§ **What is expected**
Render each of the rows below as a numbered list, omitting any blank lines.

━━━━━━━━━━━━━━━━

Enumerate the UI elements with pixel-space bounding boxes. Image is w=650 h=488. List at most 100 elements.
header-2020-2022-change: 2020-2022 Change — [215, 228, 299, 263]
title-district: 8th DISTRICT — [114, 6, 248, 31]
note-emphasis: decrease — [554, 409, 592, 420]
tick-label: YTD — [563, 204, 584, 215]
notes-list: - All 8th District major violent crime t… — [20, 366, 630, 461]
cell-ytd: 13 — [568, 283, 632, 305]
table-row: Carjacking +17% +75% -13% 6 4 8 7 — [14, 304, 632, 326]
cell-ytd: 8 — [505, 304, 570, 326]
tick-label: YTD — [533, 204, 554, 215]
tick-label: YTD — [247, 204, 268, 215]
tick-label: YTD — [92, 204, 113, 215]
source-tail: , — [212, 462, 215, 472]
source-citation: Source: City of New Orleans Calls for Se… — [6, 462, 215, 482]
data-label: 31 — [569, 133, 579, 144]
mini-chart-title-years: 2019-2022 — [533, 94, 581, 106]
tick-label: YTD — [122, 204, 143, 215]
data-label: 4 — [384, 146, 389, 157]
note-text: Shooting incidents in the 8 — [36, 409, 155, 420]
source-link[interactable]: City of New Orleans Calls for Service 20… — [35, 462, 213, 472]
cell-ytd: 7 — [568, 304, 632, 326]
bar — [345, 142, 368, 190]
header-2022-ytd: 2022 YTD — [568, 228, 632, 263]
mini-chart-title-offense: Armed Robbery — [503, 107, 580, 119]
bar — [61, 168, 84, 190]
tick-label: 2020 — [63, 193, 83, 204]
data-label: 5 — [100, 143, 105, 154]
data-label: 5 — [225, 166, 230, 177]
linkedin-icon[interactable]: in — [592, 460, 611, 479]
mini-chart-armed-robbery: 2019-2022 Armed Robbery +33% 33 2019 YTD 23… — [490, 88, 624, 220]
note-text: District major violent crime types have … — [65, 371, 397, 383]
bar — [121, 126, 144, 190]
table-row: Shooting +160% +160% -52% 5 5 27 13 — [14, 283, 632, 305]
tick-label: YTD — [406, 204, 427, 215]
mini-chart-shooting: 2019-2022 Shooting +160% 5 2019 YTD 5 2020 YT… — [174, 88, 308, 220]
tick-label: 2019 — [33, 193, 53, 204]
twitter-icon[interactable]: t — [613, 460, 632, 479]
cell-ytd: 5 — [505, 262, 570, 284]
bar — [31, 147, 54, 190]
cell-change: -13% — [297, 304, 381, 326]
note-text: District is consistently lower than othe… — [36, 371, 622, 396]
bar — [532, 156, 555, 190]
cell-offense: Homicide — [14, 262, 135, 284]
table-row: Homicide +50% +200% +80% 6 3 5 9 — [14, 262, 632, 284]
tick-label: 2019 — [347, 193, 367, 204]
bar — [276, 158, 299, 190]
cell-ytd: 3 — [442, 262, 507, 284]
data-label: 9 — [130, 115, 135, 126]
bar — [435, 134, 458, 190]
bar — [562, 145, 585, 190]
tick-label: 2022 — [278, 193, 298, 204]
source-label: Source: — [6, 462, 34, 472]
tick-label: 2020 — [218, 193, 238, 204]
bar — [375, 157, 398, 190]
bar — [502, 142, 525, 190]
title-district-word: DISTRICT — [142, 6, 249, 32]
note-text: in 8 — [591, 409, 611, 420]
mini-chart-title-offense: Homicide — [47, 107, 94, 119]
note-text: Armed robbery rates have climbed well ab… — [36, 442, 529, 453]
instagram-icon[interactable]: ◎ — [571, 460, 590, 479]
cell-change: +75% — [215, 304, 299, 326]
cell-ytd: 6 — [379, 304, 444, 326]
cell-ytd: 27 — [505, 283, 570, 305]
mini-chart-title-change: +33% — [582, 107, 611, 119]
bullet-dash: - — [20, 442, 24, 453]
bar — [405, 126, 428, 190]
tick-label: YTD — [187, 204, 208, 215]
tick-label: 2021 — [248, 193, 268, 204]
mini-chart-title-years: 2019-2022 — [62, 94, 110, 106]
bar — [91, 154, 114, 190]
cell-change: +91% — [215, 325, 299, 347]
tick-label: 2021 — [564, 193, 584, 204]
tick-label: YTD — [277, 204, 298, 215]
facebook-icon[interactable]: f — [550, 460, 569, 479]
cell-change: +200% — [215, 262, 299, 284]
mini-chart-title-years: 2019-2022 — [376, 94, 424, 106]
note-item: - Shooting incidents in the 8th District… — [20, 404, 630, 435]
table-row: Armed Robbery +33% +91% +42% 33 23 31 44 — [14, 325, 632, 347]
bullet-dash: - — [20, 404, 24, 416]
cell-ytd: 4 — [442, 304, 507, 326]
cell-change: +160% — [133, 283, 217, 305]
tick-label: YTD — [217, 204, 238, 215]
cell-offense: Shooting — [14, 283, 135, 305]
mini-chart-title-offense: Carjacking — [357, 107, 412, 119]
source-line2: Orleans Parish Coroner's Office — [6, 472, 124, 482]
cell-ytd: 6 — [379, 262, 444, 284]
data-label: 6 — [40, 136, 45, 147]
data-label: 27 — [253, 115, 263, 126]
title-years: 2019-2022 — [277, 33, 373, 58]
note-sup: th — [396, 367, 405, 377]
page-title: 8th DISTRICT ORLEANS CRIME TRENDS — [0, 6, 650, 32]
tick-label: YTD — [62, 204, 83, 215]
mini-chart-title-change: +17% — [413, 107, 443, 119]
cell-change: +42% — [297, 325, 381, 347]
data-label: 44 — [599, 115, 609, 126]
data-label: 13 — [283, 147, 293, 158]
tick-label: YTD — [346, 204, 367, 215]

━━━━━━━━━━━━━━━━

§ **Problem solution**
1. Enumerate the UI elements with pixel-space bounding boxes. Image is w=650 h=488. List at most 100 elements.
2. header-2020-2022-change: 2020-2022 Change — [215, 228, 299, 263]
3. title-district: 8th DISTRICT — [114, 6, 248, 31]
4. note-emphasis: decrease — [554, 409, 592, 420]
5. tick-label: YTD — [563, 204, 584, 215]
6. notes-list: - All 8th District major violent crime t… — [20, 366, 630, 461]
7. cell-ytd: 13 — [568, 283, 632, 305]
8. table-row: Carjacking +17% +75% -13% 6 4 8 7 — [14, 304, 632, 326]
9. cell-ytd: 8 — [505, 304, 570, 326]
10. tick-label: YTD — [533, 204, 554, 215]
11. tick-label: YTD — [247, 204, 268, 215]
12. tick-label: YTD — [92, 204, 113, 215]
13. source-tail: , — [212, 462, 215, 472]
14. source-citation: Source: City of New Orleans Calls for Se… — [6, 462, 215, 482]
15. data-label: 31 — [569, 133, 579, 144]
16. mini-chart-title-years: 2019-2022 — [533, 94, 581, 106]
17. tick-label: YTD — [122, 204, 143, 215]
18. data-label: 4 — [384, 146, 389, 157]
19. note-text: Shooting incidents in the 8 — [36, 409, 155, 420]
20. source-link[interactable]: City of New Orleans Calls for Service 20… — [35, 462, 213, 472]
21. cell-ytd: 7 — [568, 304, 632, 326]
22. bar — [345, 142, 368, 190]
23. header-2022-ytd: 2022 YTD — [568, 228, 632, 263]
24. mini-chart-title-offense: Armed Robbery — [503, 107, 580, 119]
25. bar — [61, 168, 84, 190]
26. tick-label: 2020 — [63, 193, 83, 204]
27. data-label: 5 — [100, 143, 105, 154]
28. data-label: 5 — [225, 166, 230, 177]
29. linkedin-icon[interactable]: in — [592, 460, 611, 479]
30. mini-chart-armed-robbery: 2019-2022 Armed Robbery +33% 33 2019 YTD 23… — [490, 88, 624, 220]
31. note-text: District major violent crime types have … — [65, 371, 397, 383]
32. bar — [121, 126, 144, 190]
33. table-row: Shooting +160% +160% -52% 5 5 27 13 — [14, 283, 632, 305]
34. tick-label: YTD — [406, 204, 427, 215]
35. mini-chart-shooting: 2019-2022 Shooting +160% 5 2019 YTD 5 2020 YT… — [174, 88, 308, 220]
36. tick-label: 2019 — [33, 193, 53, 204]
37. twitter-icon[interactable]: t — [613, 460, 632, 479]
38. cell-ytd: 5 — [505, 262, 570, 284]
39. bar — [31, 147, 54, 190]
40. cell-change: -13% — [297, 304, 381, 326]
41. note-text: District is consistently lower than othe… — [36, 371, 622, 396]
42. bar — [532, 156, 555, 190]
43. cell-offense: Homicide — [14, 262, 135, 284]
44. table-row: Homicide +50% +200% +80% 6 3 5 9 — [14, 262, 632, 284]
45. tick-label: 2019 — [347, 193, 367, 204]
46. bar — [276, 158, 299, 190]
47. cell-ytd: 3 — [442, 262, 507, 284]
48. data-label: 9 — [130, 115, 135, 126]
49. bar — [435, 134, 458, 190]
50. bar — [562, 145, 585, 190]
51. tick-label: 2022 — [278, 193, 298, 204]
52. source-label: Source: — [6, 462, 34, 472]
53. tick-label: 2020 — [218, 193, 238, 204]
54. bar — [375, 157, 398, 190]
55. bar — [502, 142, 525, 190]
56. title-district-word: DISTRICT — [142, 6, 249, 32]
57. note-text: in 8 — [591, 409, 611, 420]
58. mini-chart-title-offense: Homicide — [47, 107, 94, 119]
59. note-text: Armed robbery rates have climbed well ab… — [36, 442, 529, 453]
60. instagram-icon[interactable]: ◎ — [571, 460, 590, 479]
61. cell-change: +75% — [215, 304, 299, 326]
62. cell-ytd: 6 — [379, 304, 444, 326]
63. cell-ytd: 27 — [505, 283, 570, 305]
64. mini-chart-title-change: +33% — [582, 107, 611, 119]
65. bullet-dash: - — [20, 442, 24, 453]
66. bar — [405, 126, 428, 190]
67. tick-label: YTD — [187, 204, 208, 215]
68. tick-label: 2021 — [248, 193, 268, 204]
69. mini-chart-title-years: 2019-2022 — [62, 94, 110, 106]
70. bar — [91, 154, 114, 190]
71. cell-change: +91% — [215, 325, 299, 347]
72. tick-label: 2021 — [564, 193, 584, 204]
73. tick-label: YTD — [277, 204, 298, 215]
74. facebook-icon[interactable]: f — [550, 460, 569, 479]
75. cell-change: +200% — [215, 262, 299, 284]
76. mini-chart-title-years: 2019-2022 — [376, 94, 424, 106]
77. note-item: - Shooting incidents in the 8th District… — [20, 404, 630, 435]
78. table-row: Armed Robbery +33% +91% +42% 33 23 31 44 — [14, 325, 632, 347]
79. bullet-dash: - — [20, 404, 24, 416]
80. cell-ytd: 4 — [442, 304, 507, 326]
81. cell-change: +160% — [133, 283, 217, 305]
82. tick-label: YTD — [217, 204, 238, 215]
83. cell-offense: Shooting — [14, 283, 135, 305]
84. mini-chart-title-offense: Carjacking — [357, 107, 412, 119]
85. source-line2: Orleans Parish Coroner's Office — [6, 472, 124, 482]
86. cell-ytd: 6 — [379, 262, 444, 284]
87. data-label: 6 — [40, 136, 45, 147]
88. data-label: 27 — [253, 115, 263, 126]
89. title-years: 2019-2022 — [277, 33, 373, 58]
90. note-sup: th — [396, 367, 405, 377]
91. page-title: 8th DISTRICT ORLEANS CRIME TRENDS — [0, 6, 650, 32]
92. tick-label: YTD — [62, 204, 83, 215]
93. mini-chart-title-change: +17% — [413, 107, 443, 119]
94. cell-change: +42% — [297, 325, 381, 347]
95. data-label: 44 — [599, 115, 609, 126]
96. data-label: 13 — [283, 147, 293, 158]
97. tick-label: YTD — [346, 204, 367, 215]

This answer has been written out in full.